> **Task statement**
Scan the records for the word "JSON". Copy each line that includes it.

> **Records for the task**

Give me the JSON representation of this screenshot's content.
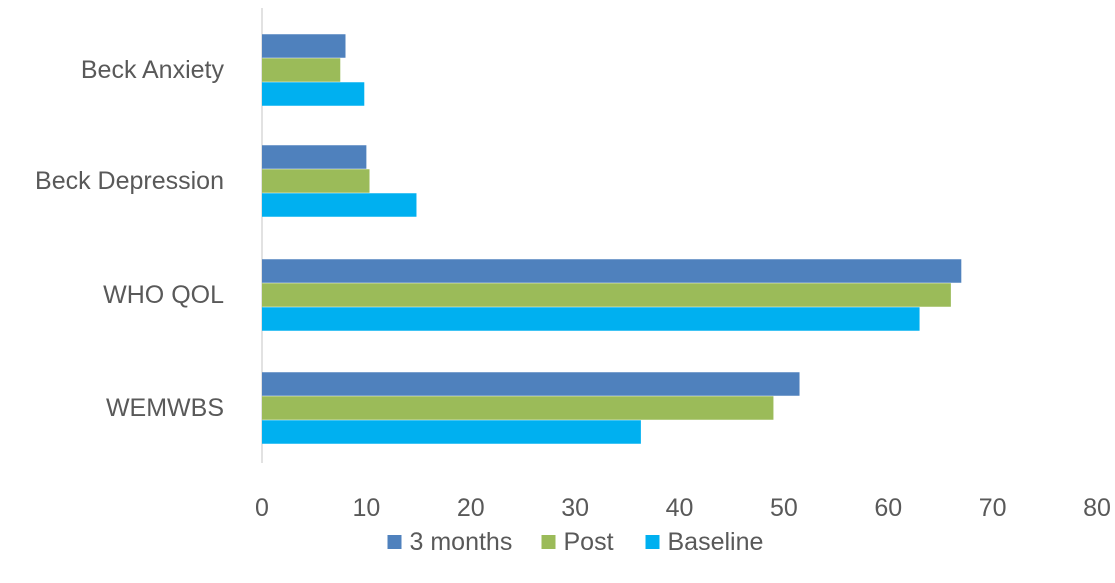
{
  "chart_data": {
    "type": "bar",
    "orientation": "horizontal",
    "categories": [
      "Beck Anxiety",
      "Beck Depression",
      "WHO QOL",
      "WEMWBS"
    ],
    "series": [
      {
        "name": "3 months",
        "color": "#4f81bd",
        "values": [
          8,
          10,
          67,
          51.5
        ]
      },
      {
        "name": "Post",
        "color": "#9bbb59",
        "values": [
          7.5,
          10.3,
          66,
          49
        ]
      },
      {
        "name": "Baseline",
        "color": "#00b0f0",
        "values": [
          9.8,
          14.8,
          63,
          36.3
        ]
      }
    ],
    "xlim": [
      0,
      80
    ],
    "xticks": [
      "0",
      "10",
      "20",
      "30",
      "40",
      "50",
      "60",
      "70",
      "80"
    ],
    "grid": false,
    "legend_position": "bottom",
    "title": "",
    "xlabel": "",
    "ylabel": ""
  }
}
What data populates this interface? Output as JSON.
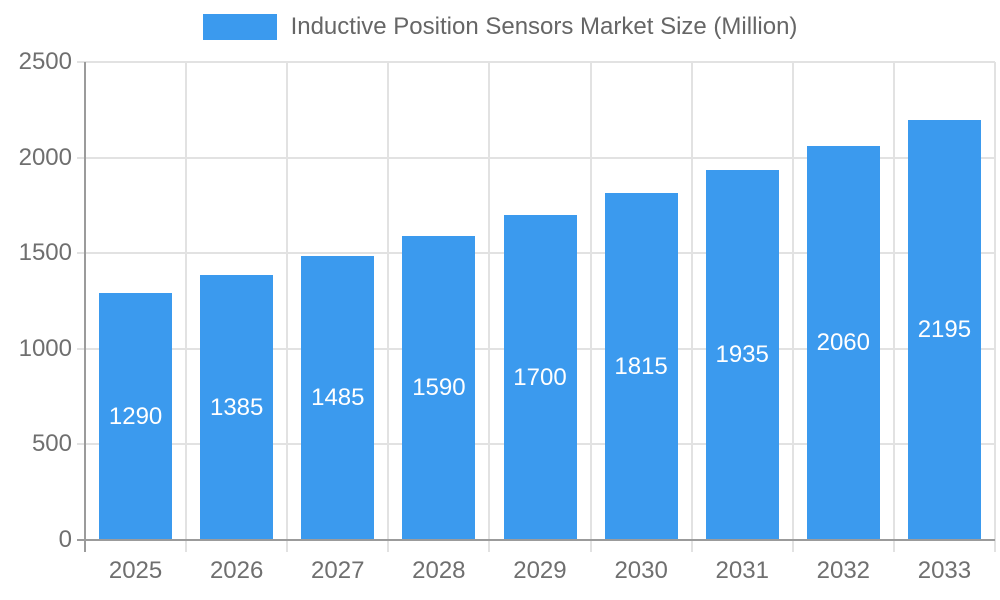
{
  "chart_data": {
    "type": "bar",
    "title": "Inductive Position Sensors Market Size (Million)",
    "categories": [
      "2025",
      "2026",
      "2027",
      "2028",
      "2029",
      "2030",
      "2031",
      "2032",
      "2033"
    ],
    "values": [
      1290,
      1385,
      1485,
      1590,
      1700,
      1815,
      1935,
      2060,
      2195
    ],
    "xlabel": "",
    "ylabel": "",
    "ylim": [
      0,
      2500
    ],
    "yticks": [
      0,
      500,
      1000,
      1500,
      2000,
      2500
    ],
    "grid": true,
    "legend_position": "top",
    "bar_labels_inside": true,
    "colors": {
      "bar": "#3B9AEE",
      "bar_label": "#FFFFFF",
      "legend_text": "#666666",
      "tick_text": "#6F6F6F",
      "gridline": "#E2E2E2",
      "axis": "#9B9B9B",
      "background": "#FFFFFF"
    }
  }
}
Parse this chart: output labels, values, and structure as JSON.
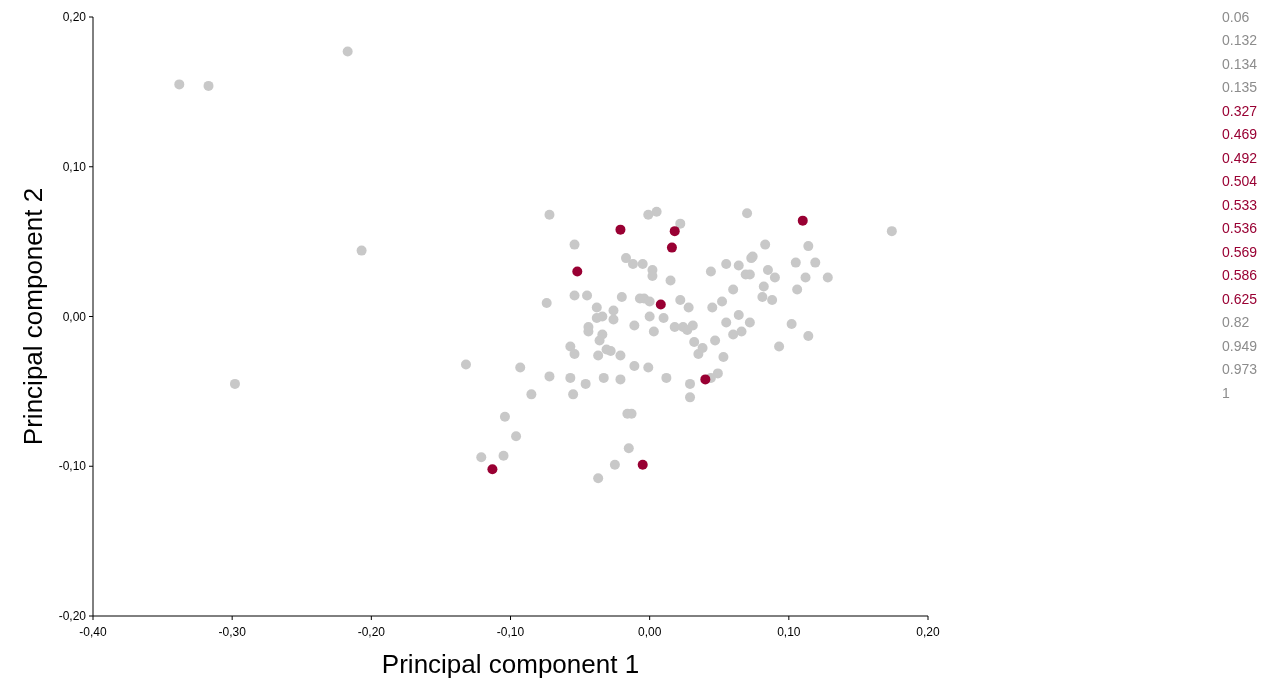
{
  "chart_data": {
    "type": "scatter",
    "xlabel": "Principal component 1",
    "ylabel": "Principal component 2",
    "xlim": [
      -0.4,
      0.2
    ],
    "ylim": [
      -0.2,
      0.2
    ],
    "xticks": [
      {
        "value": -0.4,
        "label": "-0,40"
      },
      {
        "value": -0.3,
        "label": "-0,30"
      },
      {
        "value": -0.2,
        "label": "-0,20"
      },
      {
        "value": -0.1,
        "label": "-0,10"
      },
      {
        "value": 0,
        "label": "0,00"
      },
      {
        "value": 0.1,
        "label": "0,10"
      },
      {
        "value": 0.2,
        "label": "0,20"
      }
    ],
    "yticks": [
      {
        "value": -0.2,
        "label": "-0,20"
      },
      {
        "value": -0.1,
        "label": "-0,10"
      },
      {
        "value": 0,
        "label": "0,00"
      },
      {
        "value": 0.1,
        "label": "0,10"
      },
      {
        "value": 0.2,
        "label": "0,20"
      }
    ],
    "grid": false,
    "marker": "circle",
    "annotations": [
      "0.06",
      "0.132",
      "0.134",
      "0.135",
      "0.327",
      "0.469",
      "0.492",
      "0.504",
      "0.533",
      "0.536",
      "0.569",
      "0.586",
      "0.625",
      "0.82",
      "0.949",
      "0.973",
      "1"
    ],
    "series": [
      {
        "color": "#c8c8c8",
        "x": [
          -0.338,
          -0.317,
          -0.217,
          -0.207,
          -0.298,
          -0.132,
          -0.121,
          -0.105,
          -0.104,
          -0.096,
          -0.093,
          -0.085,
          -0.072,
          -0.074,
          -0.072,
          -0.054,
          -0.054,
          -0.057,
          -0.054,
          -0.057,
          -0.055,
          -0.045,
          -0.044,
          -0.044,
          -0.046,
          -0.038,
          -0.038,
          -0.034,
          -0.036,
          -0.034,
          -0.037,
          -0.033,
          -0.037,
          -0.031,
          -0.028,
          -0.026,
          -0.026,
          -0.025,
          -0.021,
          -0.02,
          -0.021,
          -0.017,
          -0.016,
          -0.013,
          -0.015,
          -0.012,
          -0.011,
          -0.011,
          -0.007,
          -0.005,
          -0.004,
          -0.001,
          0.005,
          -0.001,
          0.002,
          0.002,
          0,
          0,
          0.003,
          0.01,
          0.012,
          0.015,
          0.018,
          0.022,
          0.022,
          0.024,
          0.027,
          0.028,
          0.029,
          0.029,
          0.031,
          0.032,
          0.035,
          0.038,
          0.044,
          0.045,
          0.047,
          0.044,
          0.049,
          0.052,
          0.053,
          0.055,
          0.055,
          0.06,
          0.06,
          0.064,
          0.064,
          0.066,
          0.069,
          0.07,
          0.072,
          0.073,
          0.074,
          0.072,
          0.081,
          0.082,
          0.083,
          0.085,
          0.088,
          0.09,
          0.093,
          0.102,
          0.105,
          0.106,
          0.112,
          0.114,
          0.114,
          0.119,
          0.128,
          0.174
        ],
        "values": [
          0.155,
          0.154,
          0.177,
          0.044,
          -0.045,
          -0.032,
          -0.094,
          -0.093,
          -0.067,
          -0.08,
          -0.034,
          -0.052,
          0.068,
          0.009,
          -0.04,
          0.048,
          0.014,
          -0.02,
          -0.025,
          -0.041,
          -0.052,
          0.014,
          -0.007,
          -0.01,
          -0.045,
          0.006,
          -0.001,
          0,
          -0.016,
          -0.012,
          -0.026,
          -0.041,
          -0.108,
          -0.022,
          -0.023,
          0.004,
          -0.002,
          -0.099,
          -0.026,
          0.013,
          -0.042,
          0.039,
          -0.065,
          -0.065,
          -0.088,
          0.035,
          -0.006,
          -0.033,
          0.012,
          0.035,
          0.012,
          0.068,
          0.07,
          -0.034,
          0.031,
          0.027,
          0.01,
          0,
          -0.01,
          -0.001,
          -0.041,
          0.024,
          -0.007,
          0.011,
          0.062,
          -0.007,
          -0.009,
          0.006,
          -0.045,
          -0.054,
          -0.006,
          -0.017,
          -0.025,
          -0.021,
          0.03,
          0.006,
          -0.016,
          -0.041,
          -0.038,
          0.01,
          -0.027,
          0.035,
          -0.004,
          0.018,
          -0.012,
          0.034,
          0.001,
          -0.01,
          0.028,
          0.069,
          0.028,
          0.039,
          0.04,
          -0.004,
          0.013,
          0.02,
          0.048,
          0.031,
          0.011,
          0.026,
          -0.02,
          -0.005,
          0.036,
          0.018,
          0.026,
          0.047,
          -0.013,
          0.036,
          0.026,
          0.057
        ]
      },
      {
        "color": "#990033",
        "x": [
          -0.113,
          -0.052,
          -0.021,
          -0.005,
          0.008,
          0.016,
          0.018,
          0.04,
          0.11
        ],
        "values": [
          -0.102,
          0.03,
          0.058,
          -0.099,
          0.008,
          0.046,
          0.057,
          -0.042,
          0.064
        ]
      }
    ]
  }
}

> **Reply**
Give me the JSON representation of this screenshot's content.
What data populates this interface? Output as JSON.
Parse this chart: output labels, values, and structure as JSON.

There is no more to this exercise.